* [TASK STATEMENT]:
The records that follow are to be repeated exactly, with the pictures removed.

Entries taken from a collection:
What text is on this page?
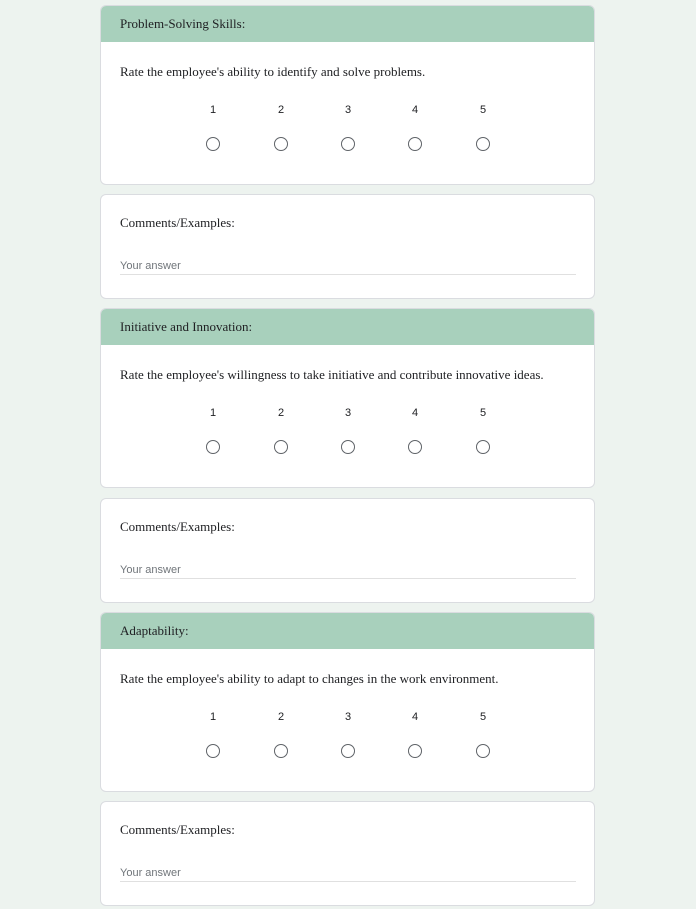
Problem-Solving Skills:
Rate the employee's ability to identify and solve problems.
1	2	3	4	5
Comments/Examples:
Your answer
Initiative and Innovation:
Rate the employee's willingness to take initiative and contribute innovative ideas.
1	2	3	4	5
Comments/Examples:
Your answer
Adaptability:
Rate the employee's ability to adapt to changes in the work environment.
1	2	3	4	5
Comments/Examples:
Your answer
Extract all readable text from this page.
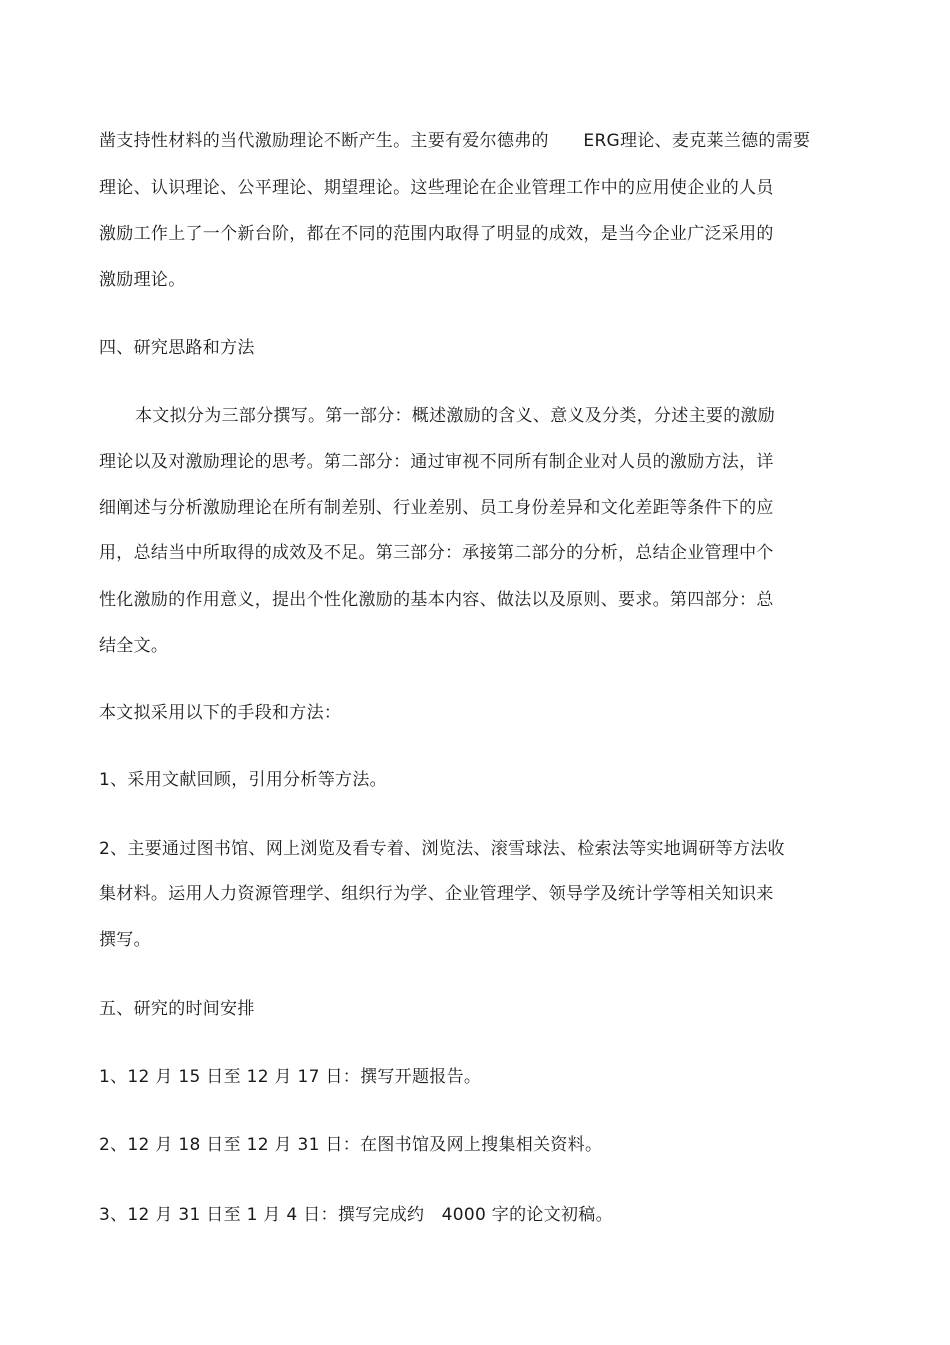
凿支持性材料的当代激励理论不断产生。主要有爱尔德弗的　　ERG理论、麦克莱兰德的需要

理论、认识理论、公平理论、期望理论。这些理论在企业管理工作中的应用使企业的人员

激励工作上了一个新台阶，都在不同的范围内取得了明显的成效，是当今企业广泛采用的

激励理论。

四、研究思路和方法

本文拟分为三部分撰写。第一部分：概述激励的含义、意义及分类，分述主要的激励

理论以及对激励理论的思考。第二部分：通过审视不同所有制企业对人员的激励方法，详

细阐述与分析激励理论在所有制差别、行业差别、员工身份差异和文化差距等条件下的应

用，总结当中所取得的成效及不足。第三部分：承接第二部分的分析，总结企业管理中个

性化激励的作用意义，提出个性化激励的基本内容、做法以及原则、要求。第四部分：总

结全文。

本文拟采用以下的手段和方法：

1、采用文献回顾，引用分析等方法。

2、主要通过图书馆、网上浏览及看专着、浏览法、滚雪球法、检索法等实地调研等方法收

集材料。运用人力资源管理学、组织行为学、企业管理学、领导学及统计学等相关知识来

撰写。

五、研究的时间安排

1、12 月 15 日至 12 月 17 日：撰写开题报告。

2、12 月 18 日至 12 月 31 日：在图书馆及网上搜集相关资料。

3、12 月 31 日至 1 月 4 日：撰写完成约　4000 字的论文初稿。
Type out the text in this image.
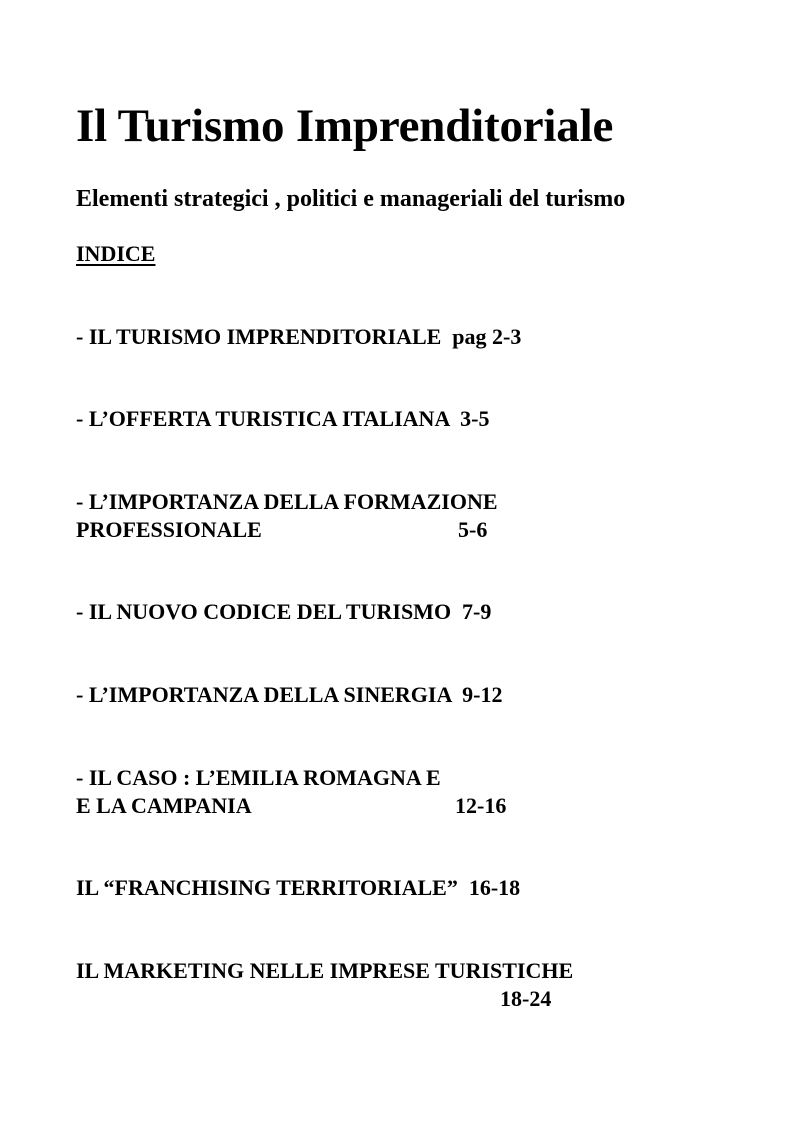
Il Turismo Imprenditoriale
Elementi strategici , politici e manageriali del turismo
INDICE
- IL TURISMO IMPRENDITORIALE  pag 2-3
- L’OFFERTA TURISTICA ITALIANA  3-5
- L’IMPORTANZA DELLA FORMAZIONE
PROFESSIONALE	5-6
- IL NUOVO CODICE DEL TURISMO  7-9
- L’IMPORTANZA DELLA SINERGIA  9-12
- IL CASO : L’EMILIA ROMAGNA E
E LA CAMPANIA	12-16
IL “FRANCHISING TERRITORIALE”  16-18
IL MARKETING NELLE IMPRESE TURISTICHE
18-24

* [FULL ANSWER]:
What text is on this page?
Problem-Solving Skills:
Rate the employee's ability to identify and solve problems.
1	2	3	4	5
Comments/Examples:
Your answer
Initiative and Innovation:
Rate the employee's willingness to take initiative and contribute innovative ideas.
1	2	3	4	5
Comments/Examples:
Your answer
Adaptability:
Rate the employee's ability to adapt to changes in the work environment.
1	2	3	4	5
Comments/Examples:
Your answer
Extract all readable text from this page.
凿支持性材料的当代激励理论不断产生。主要有爱尔德弗的　　ERG理论、麦克莱兰德的需要

理论、认识理论、公平理论、期望理论。这些理论在企业管理工作中的应用使企业的人员

激励工作上了一个新台阶，都在不同的范围内取得了明显的成效，是当今企业广泛采用的

激励理论。

四、研究思路和方法

本文拟分为三部分撰写。第一部分：概述激励的含义、意义及分类，分述主要的激励

理论以及对激励理论的思考。第二部分：通过审视不同所有制企业对人员的激励方法，详

细阐述与分析激励理论在所有制差别、行业差别、员工身份差异和文化差距等条件下的应

用，总结当中所取得的成效及不足。第三部分：承接第二部分的分析，总结企业管理中个

性化激励的作用意义，提出个性化激励的基本内容、做法以及原则、要求。第四部分：总

结全文。

本文拟采用以下的手段和方法：

1、采用文献回顾，引用分析等方法。

2、主要通过图书馆、网上浏览及看专着、浏览法、滚雪球法、检索法等实地调研等方法收

集材料。运用人力资源管理学、组织行为学、企业管理学、领导学及统计学等相关知识来

撰写。

五、研究的时间安排

1、12 月 15 日至 12 月 17 日：撰写开题报告。

2、12 月 18 日至 12 月 31 日：在图书馆及网上搜集相关资料。

3、12 月 31 日至 1 月 4 日：撰写完成约　4000 字的论文初稿。
Type out the text in this image.
Il Turismo Imprenditoriale
Elementi strategici , politici e manageriali del turismo
INDICE
- IL TURISMO IMPRENDITORIALE  pag 2-3
- L’OFFERTA TURISTICA ITALIANA  3-5
- L’IMPORTANZA DELLA FORMAZIONE
PROFESSIONALE	5-6
- IL NUOVO CODICE DEL TURISMO  7-9
- L’IMPORTANZA DELLA SINERGIA  9-12
- IL CASO : L’EMILIA ROMAGNA E
E LA CAMPANIA	12-16
IL “FRANCHISING TERRITORIALE”  16-18
IL MARKETING NELLE IMPRESE TURISTICHE
18-24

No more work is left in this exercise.